** start Material shown **

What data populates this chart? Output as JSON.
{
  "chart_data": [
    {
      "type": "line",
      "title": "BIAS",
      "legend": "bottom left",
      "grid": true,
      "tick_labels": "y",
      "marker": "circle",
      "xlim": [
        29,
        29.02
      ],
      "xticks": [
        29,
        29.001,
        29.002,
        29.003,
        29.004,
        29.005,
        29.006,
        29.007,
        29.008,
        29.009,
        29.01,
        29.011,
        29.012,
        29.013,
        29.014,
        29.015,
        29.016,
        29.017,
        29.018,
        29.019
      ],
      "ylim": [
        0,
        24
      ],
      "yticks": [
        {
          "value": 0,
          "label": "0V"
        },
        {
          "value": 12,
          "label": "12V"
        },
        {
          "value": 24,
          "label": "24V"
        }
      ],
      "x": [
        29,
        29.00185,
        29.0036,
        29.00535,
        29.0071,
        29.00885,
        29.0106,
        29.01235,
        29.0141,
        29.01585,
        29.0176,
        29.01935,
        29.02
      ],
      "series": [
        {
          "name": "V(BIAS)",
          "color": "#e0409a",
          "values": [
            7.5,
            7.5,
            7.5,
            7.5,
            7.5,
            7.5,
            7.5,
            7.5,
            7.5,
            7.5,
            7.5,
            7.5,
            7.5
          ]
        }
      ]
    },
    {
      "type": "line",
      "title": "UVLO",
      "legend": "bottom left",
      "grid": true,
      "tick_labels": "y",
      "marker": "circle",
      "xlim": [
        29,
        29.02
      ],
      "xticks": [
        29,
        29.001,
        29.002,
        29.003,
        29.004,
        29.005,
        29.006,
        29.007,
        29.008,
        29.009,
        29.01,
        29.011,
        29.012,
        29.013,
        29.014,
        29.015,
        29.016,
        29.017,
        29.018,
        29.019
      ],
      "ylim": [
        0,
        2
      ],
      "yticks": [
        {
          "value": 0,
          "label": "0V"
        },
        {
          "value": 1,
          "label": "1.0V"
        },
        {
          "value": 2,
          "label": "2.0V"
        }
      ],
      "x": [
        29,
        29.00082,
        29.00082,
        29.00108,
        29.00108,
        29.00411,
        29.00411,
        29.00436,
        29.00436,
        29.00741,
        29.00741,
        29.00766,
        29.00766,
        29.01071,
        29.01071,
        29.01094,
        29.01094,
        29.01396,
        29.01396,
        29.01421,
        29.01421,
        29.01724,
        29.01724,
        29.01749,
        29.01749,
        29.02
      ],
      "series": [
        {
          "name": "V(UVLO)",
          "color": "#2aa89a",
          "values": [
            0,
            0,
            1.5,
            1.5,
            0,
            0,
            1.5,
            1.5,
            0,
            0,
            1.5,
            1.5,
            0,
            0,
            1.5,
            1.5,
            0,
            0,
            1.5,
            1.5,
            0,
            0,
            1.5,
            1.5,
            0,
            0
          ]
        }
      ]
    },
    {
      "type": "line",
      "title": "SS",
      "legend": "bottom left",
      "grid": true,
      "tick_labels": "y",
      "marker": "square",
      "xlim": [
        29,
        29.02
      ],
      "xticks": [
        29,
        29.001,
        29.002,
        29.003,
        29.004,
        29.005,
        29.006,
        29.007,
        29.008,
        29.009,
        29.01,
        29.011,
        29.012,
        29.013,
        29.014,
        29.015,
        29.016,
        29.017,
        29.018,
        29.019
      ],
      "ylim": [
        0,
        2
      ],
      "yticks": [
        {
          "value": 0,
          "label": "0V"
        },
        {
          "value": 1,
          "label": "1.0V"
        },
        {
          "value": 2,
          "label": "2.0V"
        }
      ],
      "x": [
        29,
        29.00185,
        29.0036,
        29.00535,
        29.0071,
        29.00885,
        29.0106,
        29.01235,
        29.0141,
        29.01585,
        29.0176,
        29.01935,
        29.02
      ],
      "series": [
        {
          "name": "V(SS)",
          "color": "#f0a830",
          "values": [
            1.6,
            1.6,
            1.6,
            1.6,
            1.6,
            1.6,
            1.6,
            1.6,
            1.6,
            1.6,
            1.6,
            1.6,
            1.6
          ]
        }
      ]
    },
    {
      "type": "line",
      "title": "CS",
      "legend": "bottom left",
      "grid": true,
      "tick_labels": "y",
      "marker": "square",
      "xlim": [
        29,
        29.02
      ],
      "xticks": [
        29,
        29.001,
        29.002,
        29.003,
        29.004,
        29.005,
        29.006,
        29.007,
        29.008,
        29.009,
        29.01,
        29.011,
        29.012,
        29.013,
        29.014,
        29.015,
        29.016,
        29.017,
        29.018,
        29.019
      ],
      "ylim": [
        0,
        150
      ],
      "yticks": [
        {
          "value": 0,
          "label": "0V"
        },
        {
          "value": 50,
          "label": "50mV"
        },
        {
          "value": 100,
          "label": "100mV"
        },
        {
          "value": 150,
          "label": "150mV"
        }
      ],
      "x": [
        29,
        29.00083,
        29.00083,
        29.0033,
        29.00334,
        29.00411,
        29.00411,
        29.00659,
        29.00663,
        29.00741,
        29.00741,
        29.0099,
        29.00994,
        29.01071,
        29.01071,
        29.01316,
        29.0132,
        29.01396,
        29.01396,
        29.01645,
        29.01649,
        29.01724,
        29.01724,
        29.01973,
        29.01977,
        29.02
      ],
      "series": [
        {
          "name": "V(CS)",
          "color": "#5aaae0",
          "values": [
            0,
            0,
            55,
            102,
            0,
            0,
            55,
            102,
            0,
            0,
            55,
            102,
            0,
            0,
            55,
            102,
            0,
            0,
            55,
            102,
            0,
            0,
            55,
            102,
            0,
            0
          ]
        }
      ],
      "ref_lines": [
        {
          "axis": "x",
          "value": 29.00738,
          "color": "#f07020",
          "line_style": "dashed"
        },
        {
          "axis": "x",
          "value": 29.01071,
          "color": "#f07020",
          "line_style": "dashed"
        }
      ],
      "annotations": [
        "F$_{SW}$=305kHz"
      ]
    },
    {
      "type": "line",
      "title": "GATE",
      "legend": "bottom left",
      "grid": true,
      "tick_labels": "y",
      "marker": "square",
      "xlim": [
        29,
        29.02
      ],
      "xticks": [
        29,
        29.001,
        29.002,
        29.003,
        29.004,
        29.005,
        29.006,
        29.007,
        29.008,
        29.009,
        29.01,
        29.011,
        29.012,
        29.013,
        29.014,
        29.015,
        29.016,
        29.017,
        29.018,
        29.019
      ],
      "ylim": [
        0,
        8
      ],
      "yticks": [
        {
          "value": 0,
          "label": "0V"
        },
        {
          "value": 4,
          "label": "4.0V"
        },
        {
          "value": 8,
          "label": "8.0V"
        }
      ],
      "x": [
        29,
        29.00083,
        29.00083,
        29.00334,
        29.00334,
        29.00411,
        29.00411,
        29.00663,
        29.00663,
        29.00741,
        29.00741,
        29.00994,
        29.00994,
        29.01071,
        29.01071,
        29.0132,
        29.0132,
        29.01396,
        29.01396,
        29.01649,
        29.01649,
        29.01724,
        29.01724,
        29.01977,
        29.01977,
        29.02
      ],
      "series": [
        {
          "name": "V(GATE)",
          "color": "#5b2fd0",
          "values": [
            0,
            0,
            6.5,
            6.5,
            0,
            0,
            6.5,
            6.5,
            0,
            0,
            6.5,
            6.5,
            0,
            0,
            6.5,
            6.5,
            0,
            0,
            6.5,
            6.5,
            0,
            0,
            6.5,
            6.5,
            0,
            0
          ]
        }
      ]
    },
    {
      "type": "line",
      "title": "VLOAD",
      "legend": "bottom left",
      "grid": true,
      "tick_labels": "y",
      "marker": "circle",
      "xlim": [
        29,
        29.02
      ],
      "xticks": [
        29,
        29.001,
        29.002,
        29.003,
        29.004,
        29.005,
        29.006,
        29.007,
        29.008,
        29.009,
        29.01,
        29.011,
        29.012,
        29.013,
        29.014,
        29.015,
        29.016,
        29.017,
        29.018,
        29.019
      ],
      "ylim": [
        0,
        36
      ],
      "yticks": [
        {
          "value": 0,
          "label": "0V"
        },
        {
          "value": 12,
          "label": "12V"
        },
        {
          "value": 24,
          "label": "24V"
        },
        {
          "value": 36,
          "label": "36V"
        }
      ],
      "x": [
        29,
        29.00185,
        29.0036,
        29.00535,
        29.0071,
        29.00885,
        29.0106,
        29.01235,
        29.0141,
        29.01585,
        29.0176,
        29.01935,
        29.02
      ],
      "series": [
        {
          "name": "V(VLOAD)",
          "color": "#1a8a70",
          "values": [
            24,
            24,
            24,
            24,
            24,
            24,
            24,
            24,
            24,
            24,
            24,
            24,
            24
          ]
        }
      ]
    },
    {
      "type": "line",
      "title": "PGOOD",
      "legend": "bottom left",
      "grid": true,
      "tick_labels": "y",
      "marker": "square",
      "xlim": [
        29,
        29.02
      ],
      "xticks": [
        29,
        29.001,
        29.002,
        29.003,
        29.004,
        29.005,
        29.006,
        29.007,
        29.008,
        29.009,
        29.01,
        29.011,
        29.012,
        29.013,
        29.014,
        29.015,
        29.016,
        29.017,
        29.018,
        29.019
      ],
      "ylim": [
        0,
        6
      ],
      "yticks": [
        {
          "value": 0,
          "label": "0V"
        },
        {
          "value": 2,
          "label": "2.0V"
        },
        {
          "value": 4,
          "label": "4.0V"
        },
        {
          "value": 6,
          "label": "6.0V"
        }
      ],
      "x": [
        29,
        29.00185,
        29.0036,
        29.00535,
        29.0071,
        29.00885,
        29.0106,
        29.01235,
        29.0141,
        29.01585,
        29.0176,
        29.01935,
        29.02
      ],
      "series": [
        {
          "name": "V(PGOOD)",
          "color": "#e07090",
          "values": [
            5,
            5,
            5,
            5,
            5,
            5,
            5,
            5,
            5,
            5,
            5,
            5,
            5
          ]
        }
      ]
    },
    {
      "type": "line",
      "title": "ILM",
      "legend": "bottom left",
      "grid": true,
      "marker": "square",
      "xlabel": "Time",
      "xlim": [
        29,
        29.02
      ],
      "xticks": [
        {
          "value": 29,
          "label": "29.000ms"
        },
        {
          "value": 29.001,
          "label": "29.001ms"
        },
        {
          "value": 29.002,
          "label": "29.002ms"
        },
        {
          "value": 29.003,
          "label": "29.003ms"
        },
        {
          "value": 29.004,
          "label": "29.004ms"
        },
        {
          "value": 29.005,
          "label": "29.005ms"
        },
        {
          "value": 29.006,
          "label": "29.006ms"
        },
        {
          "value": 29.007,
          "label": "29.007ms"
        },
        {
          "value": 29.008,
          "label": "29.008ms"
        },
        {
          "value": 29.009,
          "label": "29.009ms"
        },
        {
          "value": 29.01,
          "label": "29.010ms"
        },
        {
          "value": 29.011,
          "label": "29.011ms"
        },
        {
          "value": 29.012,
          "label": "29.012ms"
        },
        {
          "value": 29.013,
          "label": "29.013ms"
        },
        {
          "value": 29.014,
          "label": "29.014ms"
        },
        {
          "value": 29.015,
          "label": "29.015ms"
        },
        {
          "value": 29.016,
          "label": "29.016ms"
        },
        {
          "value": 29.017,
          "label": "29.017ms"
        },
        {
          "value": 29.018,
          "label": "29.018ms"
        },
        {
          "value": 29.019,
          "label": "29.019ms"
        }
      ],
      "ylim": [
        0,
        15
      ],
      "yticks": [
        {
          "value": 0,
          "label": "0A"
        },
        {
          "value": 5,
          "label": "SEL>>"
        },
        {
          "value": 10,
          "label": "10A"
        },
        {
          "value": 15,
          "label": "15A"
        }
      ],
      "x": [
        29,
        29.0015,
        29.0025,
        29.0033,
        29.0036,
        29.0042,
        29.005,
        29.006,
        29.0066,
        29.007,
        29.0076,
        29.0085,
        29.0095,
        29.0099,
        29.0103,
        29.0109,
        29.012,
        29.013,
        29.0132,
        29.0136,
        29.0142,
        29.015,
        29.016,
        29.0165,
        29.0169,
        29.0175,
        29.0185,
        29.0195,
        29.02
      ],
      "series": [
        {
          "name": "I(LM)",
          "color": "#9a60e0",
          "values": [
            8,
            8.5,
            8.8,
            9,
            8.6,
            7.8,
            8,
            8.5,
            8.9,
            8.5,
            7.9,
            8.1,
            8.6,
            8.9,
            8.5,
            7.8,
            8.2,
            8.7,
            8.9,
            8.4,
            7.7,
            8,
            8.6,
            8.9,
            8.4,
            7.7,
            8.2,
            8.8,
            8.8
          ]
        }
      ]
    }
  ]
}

** end Material shown **

### What you need to do
In the listing above, find each line with the word "title" and copy it.

### Written solution
      "title": "BIAS",
      "title": "UVLO",
      "title": "SS",
      "title": "CS",
      "title": "GATE",
      "title": "VLOAD",
      "title": "PGOOD",
      "title": "ILM",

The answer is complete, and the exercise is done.